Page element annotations
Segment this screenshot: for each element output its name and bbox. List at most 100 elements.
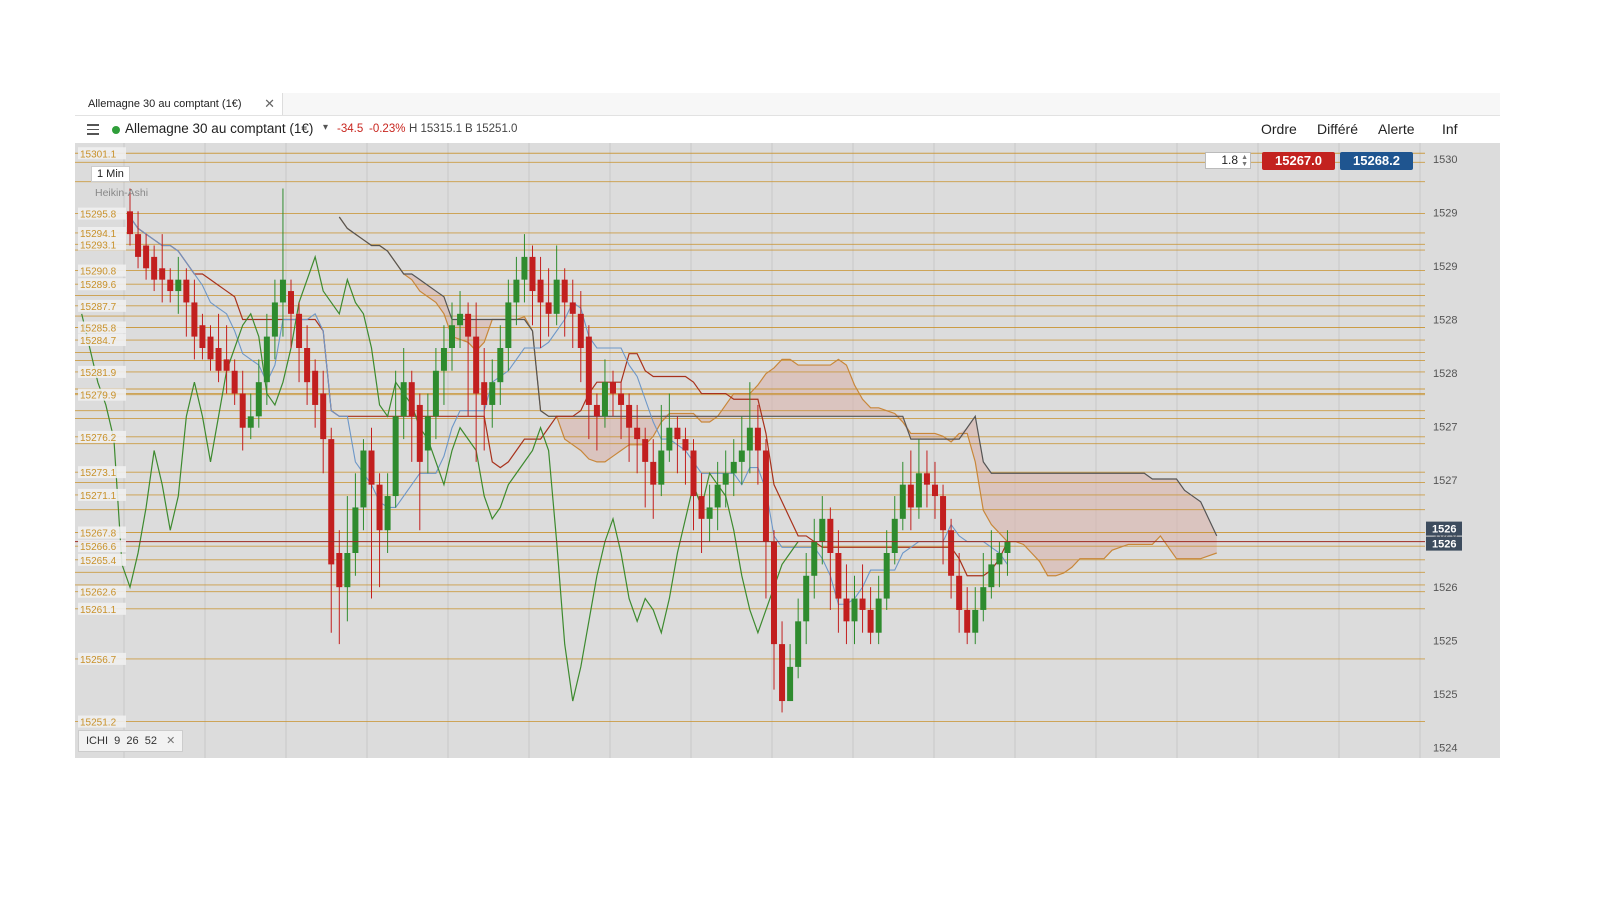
candle[interactable]: [738, 450, 745, 462]
candle[interactable]: [601, 382, 608, 417]
close-icon[interactable]: ✕: [264, 93, 275, 115]
candle[interactable]: [843, 598, 850, 622]
candle[interactable]: [465, 313, 472, 337]
candle[interactable]: [296, 313, 303, 348]
candle[interactable]: [505, 302, 512, 348]
candle[interactable]: [771, 541, 777, 645]
candle[interactable]: [239, 393, 246, 428]
candle[interactable]: [223, 359, 230, 371]
candle[interactable]: [795, 621, 802, 667]
chart-canvas[interactable]: 15301.115295.815294.115293.115290.815289…: [75, 143, 1500, 758]
candle[interactable]: [779, 644, 786, 702]
candle[interactable]: [569, 302, 576, 314]
candle[interactable]: [803, 575, 810, 622]
candle[interactable]: [360, 450, 367, 508]
candle[interactable]: [618, 393, 625, 405]
candle[interactable]: [521, 256, 528, 280]
candle[interactable]: [851, 598, 858, 622]
candle[interactable]: [207, 336, 214, 360]
order-button[interactable]: Ordre: [1261, 121, 1297, 137]
candle[interactable]: [424, 416, 431, 451]
candle[interactable]: [159, 268, 166, 280]
candle[interactable]: [690, 450, 697, 497]
candle[interactable]: [956, 575, 963, 610]
candle[interactable]: [722, 473, 729, 485]
candle[interactable]: [883, 553, 890, 599]
candle[interactable]: [151, 256, 158, 280]
candle[interactable]: [634, 427, 641, 440]
candle[interactable]: [279, 279, 286, 303]
hamburger-icon[interactable]: [87, 124, 99, 135]
info-button[interactable]: Inf: [1442, 121, 1458, 137]
candle[interactable]: [577, 313, 584, 348]
candle[interactable]: [481, 382, 488, 405]
candle[interactable]: [529, 256, 536, 292]
candle[interactable]: [537, 279, 544, 303]
candle[interactable]: [175, 279, 182, 292]
candle[interactable]: [384, 496, 391, 531]
candle[interactable]: [408, 382, 415, 417]
candle[interactable]: [811, 541, 818, 576]
candle[interactable]: [312, 370, 319, 405]
candle[interactable]: [762, 450, 769, 542]
candle[interactable]: [940, 496, 947, 531]
candle[interactable]: [754, 427, 761, 451]
candle[interactable]: [127, 211, 133, 235]
candle[interactable]: [288, 291, 294, 314]
candle[interactable]: [167, 279, 174, 292]
candle[interactable]: [336, 553, 343, 588]
instrument-name[interactable]: Allemagne 30 au comptant (1€): [125, 121, 313, 136]
candle[interactable]: [923, 473, 930, 485]
candle[interactable]: [376, 484, 383, 531]
candle[interactable]: [199, 325, 206, 348]
timeframe-selector[interactable]: 1 Min: [91, 166, 130, 182]
candle[interactable]: [432, 370, 439, 417]
candle[interactable]: [585, 336, 592, 405]
candle[interactable]: [561, 279, 568, 303]
quantity-input[interactable]: 1.8 ▲ ▼: [1205, 152, 1251, 169]
deferred-order-button[interactable]: Différé: [1317, 121, 1358, 137]
candle[interactable]: [593, 404, 600, 417]
candle[interactable]: [666, 427, 673, 451]
candle[interactable]: [915, 473, 922, 508]
candle[interactable]: [610, 382, 616, 394]
candle[interactable]: [449, 325, 455, 348]
candle[interactable]: [859, 598, 866, 610]
candle[interactable]: [642, 439, 649, 462]
candle[interactable]: [215, 348, 222, 371]
candle[interactable]: [972, 609, 979, 633]
candle[interactable]: [191, 302, 198, 337]
candle[interactable]: [545, 302, 552, 314]
candle[interactable]: [964, 609, 971, 633]
candle[interactable]: [907, 484, 914, 508]
candle[interactable]: [1004, 541, 1011, 553]
price-chart[interactable]: 15301.1 15295.8 15294.1 15293.1 15290.8 15289…: [75, 143, 1500, 758]
candle[interactable]: [746, 427, 753, 451]
candle[interactable]: [440, 348, 447, 371]
candle[interactable]: [368, 450, 375, 485]
candle[interactable]: [819, 518, 826, 542]
candle[interactable]: [271, 302, 278, 337]
candle[interactable]: [787, 666, 794, 702]
candle[interactable]: [698, 496, 705, 519]
candle[interactable]: [867, 609, 874, 633]
candle[interactable]: [497, 348, 504, 383]
candle[interactable]: [948, 530, 955, 576]
stepper-arrows-icon[interactable]: ▲ ▼: [1241, 154, 1248, 168]
candle[interactable]: [263, 336, 270, 383]
candle[interactable]: [328, 439, 335, 565]
candle[interactable]: [714, 484, 721, 508]
candle[interactable]: [899, 484, 906, 519]
candle[interactable]: [231, 370, 238, 394]
candle[interactable]: [320, 393, 327, 440]
candle[interactable]: [706, 507, 713, 519]
candle[interactable]: [626, 404, 633, 428]
candle[interactable]: [247, 416, 254, 428]
candle[interactable]: [135, 234, 142, 257]
candle[interactable]: [473, 336, 480, 394]
candle[interactable]: [650, 461, 657, 485]
candle[interactable]: [416, 404, 423, 462]
candle[interactable]: [489, 382, 496, 405]
instrument-tab[interactable]: Allemagne 30 au comptant (1€) ✕: [75, 93, 283, 115]
candle[interactable]: [255, 382, 262, 417]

Given instruction
Reproduce the lines of the records word for word, starting at the line containing "candle[interactable]: [738, 450, 745, 462]" and ending at the line containing "candle[interactable]: [408, 382, 415, 417]", with both of those lines included.

Problem solution
candle[interactable]: [738, 450, 745, 462]
candle[interactable]: [601, 382, 608, 417]
close-icon[interactable]: ✕: [264, 93, 275, 115]
candle[interactable]: [843, 598, 850, 622]
candle[interactable]: [465, 313, 472, 337]
candle[interactable]: [296, 313, 303, 348]
candle[interactable]: [505, 302, 512, 348]
candle[interactable]: [771, 541, 777, 645]
candle[interactable]: [239, 393, 246, 428]
candle[interactable]: [223, 359, 230, 371]
candle[interactable]: [795, 621, 802, 667]
chart-canvas[interactable]: 15301.115295.815294.115293.115290.815289…: [75, 143, 1500, 758]
candle[interactable]: [779, 644, 786, 702]
candle[interactable]: [569, 302, 576, 314]
candle[interactable]: [803, 575, 810, 622]
candle[interactable]: [360, 450, 367, 508]
candle[interactable]: [618, 393, 625, 405]
candle[interactable]: [521, 256, 528, 280]
candle[interactable]: [851, 598, 858, 622]
candle[interactable]: [207, 336, 214, 360]
order-button[interactable]: Ordre: [1261, 121, 1297, 137]
candle[interactable]: [424, 416, 431, 451]
candle[interactable]: [159, 268, 166, 280]
candle[interactable]: [690, 450, 697, 497]
candle[interactable]: [956, 575, 963, 610]
candle[interactable]: [722, 473, 729, 485]
candle[interactable]: [883, 553, 890, 599]
candle[interactable]: [151, 256, 158, 280]
candle[interactable]: [634, 427, 641, 440]
candle[interactable]: [279, 279, 286, 303]
hamburger-icon[interactable]: [87, 124, 99, 135]
info-button[interactable]: Inf: [1442, 121, 1458, 137]
candle[interactable]: [577, 313, 584, 348]
candle[interactable]: [481, 382, 488, 405]
candle[interactable]: [529, 256, 536, 292]
candle[interactable]: [537, 279, 544, 303]
candle[interactable]: [175, 279, 182, 292]
candle[interactable]: [384, 496, 391, 531]
candle[interactable]: [408, 382, 415, 417]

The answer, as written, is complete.